Start Listed records
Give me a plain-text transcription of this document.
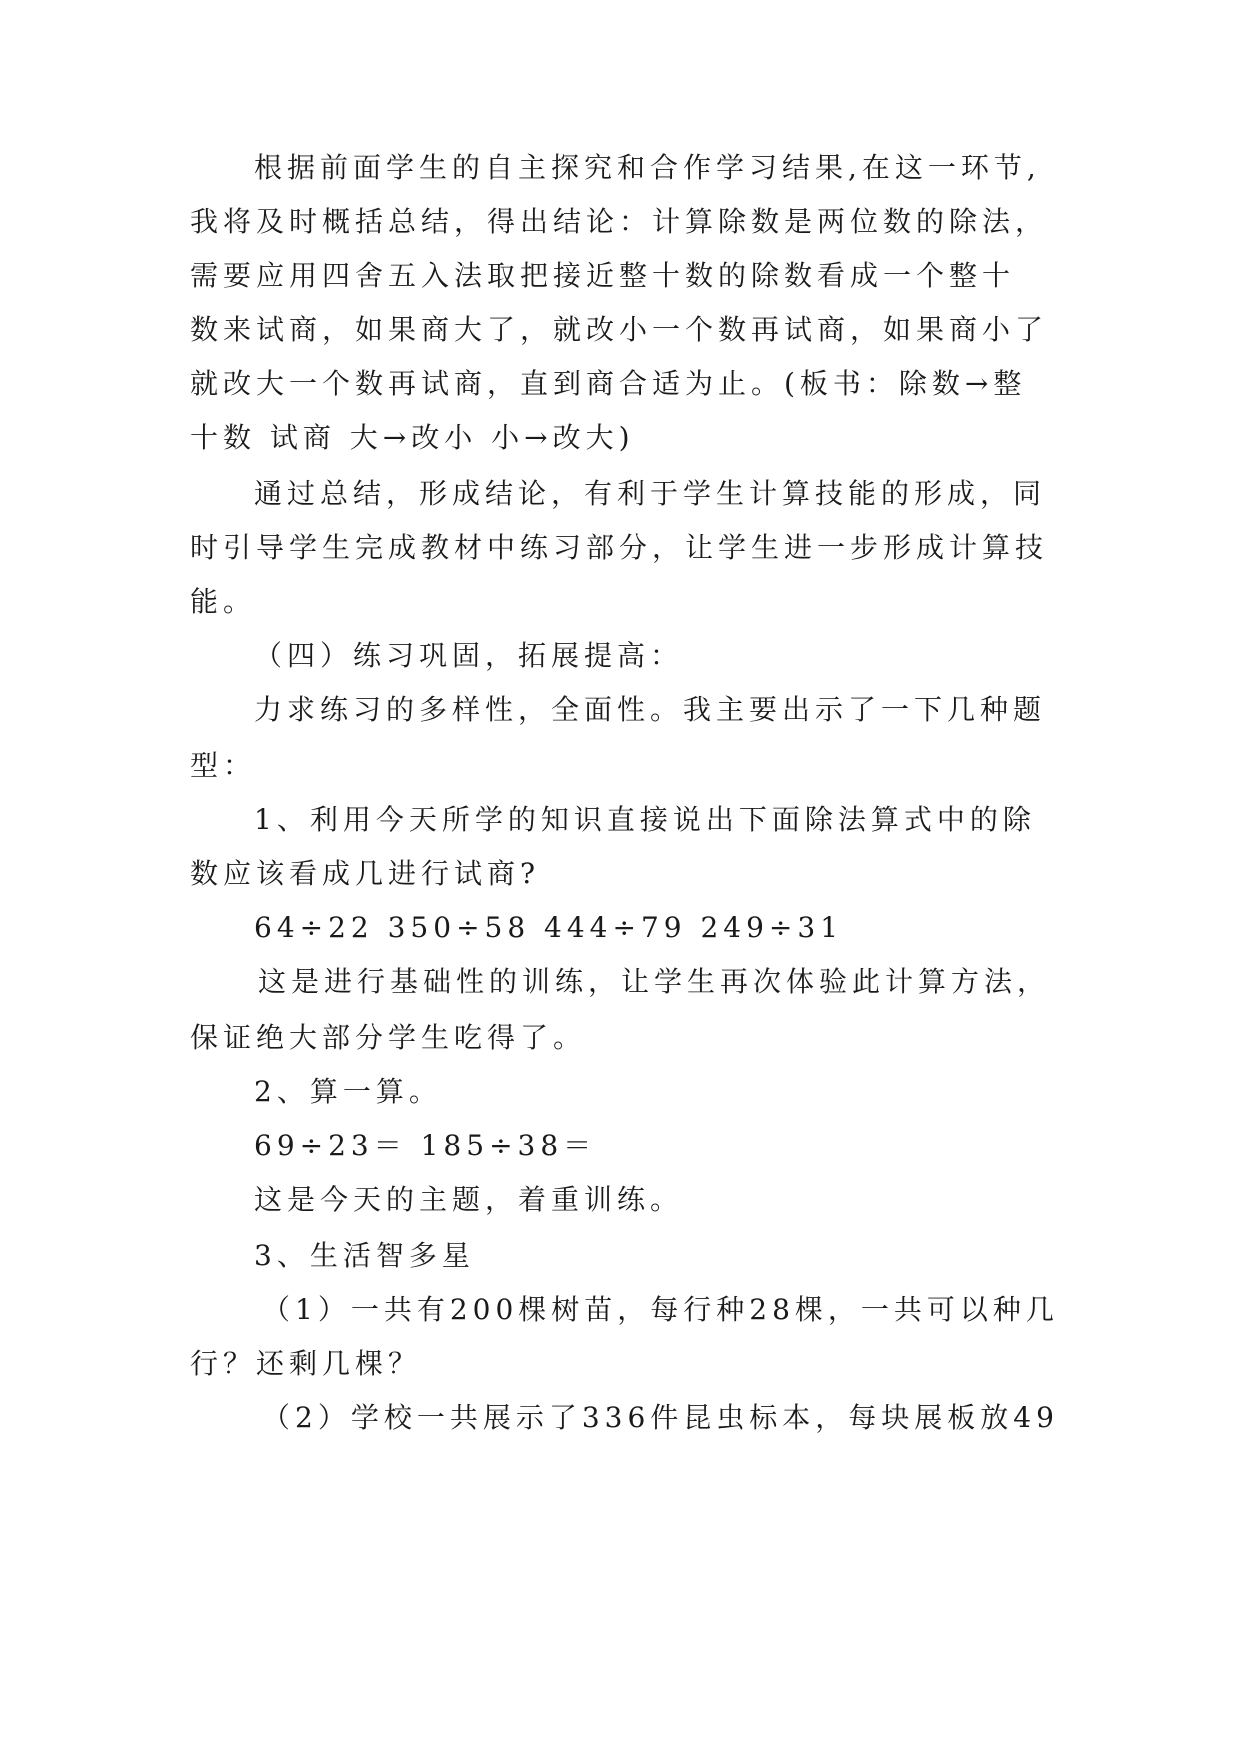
根据前面学生的自主探究和合作学习结果,在这一环节,
我将及时概括总结，得出结论：计算除数是两位数的除法，
需要应用四舍五入法取把接近整十数的除数看成一个整十
数来试商，如果商大了，就改小一个数再试商，如果商小了
就改大一个数再试商，直到商合适为止。(板书：除数→整
十数 试商 大→改小 小→改大)
通过总结，形成结论，有利于学生计算技能的形成，同
时引导学生完成教材中练习部分，让学生进一步形成计算技
能。
（四）练习巩固，拓展提高：
力求练习的多样性，全面性。我主要出示了一下几种题
型：
1、利用今天所学的知识直接说出下面除法算式中的除
数应该看成几进行试商?
64÷22 350÷58 444÷79 249÷31
这是进行基础性的训练，让学生再次体验此计算方法，
保证绝大部分学生吃得了。
2、算一算。
69÷23＝ 185÷38＝
这是今天的主题，着重训练。
3、生活智多星
（1）一共有200棵树苗，每行种28棵，一共可以种几
行？还剩几棵？
（2）学校一共展示了336件昆虫标本，每块展板放49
End Listed records
Task requirements => Except for the pictures, give all the material above again verbatim.

Complete output =>
Give me a plain-text transcription of this document.
根据前面学生的自主探究和合作学习结果,在这一环节,
我将及时概括总结，得出结论：计算除数是两位数的除法，
需要应用四舍五入法取把接近整十数的除数看成一个整十
数来试商，如果商大了，就改小一个数再试商，如果商小了
就改大一个数再试商，直到商合适为止。(板书：除数→整
十数 试商 大→改小 小→改大)
通过总结，形成结论，有利于学生计算技能的形成，同
时引导学生完成教材中练习部分，让学生进一步形成计算技
能。
（四）练习巩固，拓展提高：
力求练习的多样性，全面性。我主要出示了一下几种题
型：
1、利用今天所学的知识直接说出下面除法算式中的除
数应该看成几进行试商?
64÷22 350÷58 444÷79 249÷31
这是进行基础性的训练，让学生再次体验此计算方法，
保证绝大部分学生吃得了。
2、算一算。
69÷23＝ 185÷38＝
这是今天的主题，着重训练。
3、生活智多星
（1）一共有200棵树苗，每行种28棵，一共可以种几
行？还剩几棵？
（2）学校一共展示了336件昆虫标本，每块展板放49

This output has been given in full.